• [Your instructions] Can you reproduce the material word for word, starting from its first line and ending with the line that contains "Circle shape: [120, 181, 126, 188]", with both of those lines included?

□ □ □ □

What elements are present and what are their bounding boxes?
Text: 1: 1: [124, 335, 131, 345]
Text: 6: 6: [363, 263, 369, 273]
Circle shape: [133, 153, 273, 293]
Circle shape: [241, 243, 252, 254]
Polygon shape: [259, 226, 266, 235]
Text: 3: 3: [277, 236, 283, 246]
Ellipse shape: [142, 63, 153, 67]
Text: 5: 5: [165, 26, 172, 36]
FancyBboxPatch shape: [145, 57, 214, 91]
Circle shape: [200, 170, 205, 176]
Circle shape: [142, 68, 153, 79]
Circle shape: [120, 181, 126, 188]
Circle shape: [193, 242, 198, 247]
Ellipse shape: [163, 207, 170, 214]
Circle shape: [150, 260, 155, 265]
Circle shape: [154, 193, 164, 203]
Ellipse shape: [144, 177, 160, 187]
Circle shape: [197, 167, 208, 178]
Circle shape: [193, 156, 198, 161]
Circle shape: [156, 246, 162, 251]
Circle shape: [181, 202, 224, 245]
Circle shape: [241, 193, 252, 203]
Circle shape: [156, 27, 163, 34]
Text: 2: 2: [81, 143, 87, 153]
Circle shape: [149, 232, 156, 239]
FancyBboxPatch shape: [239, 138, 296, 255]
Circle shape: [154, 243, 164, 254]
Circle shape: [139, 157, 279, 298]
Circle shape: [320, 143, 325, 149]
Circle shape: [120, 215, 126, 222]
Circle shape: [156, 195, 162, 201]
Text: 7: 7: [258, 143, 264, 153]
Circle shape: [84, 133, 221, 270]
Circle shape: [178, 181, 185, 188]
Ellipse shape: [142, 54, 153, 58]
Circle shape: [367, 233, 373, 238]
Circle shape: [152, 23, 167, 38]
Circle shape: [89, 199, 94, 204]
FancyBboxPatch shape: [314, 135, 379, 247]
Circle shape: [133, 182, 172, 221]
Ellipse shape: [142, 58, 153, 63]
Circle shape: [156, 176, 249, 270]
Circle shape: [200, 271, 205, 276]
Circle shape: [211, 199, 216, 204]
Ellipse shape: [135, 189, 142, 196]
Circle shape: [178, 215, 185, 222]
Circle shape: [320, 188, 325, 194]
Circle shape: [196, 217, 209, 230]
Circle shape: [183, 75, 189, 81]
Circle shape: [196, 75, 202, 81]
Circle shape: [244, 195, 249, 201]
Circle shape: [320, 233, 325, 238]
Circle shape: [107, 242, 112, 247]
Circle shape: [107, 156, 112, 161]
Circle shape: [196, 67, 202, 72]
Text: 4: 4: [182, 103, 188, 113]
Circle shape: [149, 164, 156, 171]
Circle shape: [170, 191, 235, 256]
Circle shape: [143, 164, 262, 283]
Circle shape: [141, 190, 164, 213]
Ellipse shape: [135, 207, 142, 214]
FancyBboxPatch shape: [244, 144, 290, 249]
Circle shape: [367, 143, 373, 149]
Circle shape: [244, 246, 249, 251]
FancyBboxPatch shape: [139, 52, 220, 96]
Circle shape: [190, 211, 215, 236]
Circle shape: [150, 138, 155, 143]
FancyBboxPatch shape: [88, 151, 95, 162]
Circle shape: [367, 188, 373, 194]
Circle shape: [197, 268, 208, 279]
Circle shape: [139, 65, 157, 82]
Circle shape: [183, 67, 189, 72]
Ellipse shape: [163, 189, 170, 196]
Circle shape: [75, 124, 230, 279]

□ □ □ □

• [Response to the exercise]
What elements are present and what are their bounding boxes?
Text: 1: 1: [124, 335, 131, 345]
Text: 6: 6: [363, 263, 369, 273]
Circle shape: [133, 153, 273, 293]
Circle shape: [241, 243, 252, 254]
Polygon shape: [259, 226, 266, 235]
Text: 3: 3: [277, 236, 283, 246]
Ellipse shape: [142, 63, 153, 67]
Text: 5: 5: [165, 26, 172, 36]
FancyBboxPatch shape: [145, 57, 214, 91]
Circle shape: [200, 170, 205, 176]
Circle shape: [142, 68, 153, 79]
Circle shape: [120, 181, 126, 188]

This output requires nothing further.